# GIVEN TASK
From the entries provided below, copy each line that contains the word "JSON".

[start]

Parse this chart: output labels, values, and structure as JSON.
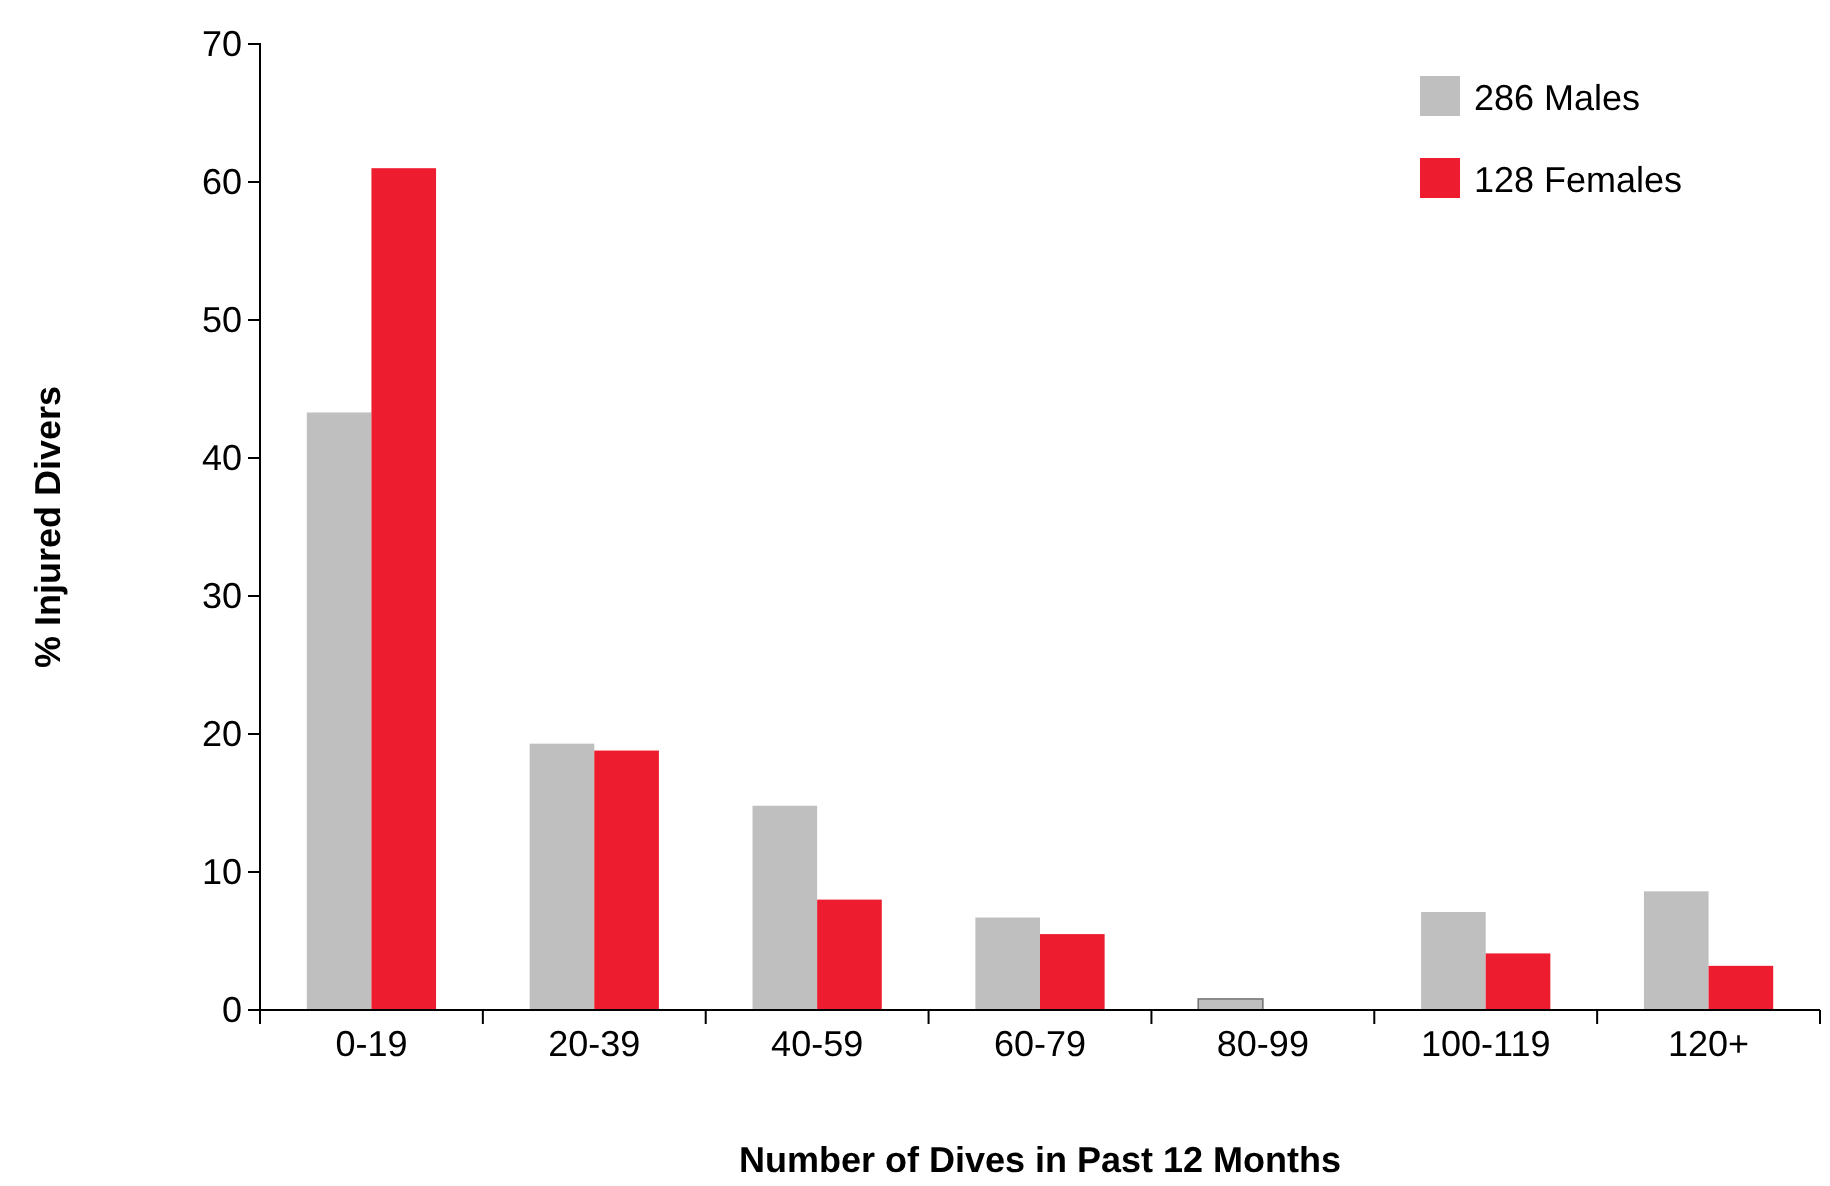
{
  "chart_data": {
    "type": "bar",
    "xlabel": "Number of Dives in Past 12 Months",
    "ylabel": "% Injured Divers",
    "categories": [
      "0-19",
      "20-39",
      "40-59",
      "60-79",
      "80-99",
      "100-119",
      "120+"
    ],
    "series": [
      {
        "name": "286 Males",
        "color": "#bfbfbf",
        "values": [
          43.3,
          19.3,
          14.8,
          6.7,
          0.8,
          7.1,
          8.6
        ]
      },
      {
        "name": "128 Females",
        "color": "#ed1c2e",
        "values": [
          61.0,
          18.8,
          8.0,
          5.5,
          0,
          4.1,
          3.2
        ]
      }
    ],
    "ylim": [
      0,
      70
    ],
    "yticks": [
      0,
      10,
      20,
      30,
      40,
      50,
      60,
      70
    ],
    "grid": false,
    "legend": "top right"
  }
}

[end]
[start]

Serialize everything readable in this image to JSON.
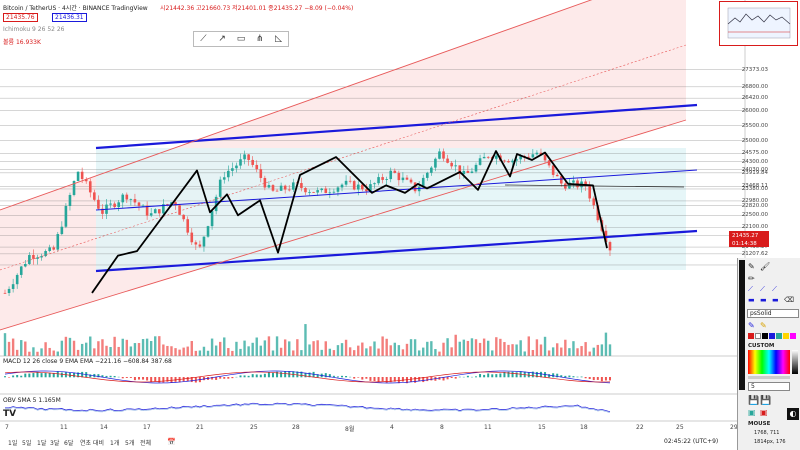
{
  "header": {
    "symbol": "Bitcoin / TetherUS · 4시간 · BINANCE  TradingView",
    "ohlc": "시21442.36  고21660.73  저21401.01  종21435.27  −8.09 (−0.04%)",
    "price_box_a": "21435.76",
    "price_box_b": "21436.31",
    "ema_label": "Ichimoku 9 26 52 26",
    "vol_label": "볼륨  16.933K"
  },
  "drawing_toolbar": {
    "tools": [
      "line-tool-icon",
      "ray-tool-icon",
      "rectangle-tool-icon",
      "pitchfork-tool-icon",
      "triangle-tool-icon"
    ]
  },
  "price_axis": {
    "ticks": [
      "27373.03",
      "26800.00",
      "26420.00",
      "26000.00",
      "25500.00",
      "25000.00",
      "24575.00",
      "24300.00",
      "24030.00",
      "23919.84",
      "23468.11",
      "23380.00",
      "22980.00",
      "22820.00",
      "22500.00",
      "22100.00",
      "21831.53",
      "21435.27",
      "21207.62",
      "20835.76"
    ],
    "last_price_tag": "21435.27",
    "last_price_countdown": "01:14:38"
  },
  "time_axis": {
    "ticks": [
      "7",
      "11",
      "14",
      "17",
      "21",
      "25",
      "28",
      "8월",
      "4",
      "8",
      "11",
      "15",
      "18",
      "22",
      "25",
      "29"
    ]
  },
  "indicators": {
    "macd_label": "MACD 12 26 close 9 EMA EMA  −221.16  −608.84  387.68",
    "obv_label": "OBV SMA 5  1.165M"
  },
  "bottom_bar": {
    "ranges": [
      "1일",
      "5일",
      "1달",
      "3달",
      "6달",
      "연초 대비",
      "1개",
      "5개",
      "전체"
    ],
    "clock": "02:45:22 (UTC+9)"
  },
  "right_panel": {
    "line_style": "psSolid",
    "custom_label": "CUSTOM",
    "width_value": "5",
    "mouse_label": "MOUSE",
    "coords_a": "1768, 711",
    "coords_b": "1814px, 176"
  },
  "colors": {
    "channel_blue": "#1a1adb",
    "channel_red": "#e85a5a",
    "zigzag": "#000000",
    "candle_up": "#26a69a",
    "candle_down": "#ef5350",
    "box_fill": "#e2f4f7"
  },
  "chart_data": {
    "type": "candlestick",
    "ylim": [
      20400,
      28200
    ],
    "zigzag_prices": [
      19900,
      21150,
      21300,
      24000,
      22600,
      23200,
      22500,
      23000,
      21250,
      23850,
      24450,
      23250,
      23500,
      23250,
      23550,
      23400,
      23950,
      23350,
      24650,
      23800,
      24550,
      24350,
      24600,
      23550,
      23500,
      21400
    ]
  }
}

[end]

# OUTPUT OF THE TASK
Parse this chart: output labels, values, and structure as JSON.
Serialize everything readable in this image to JSON.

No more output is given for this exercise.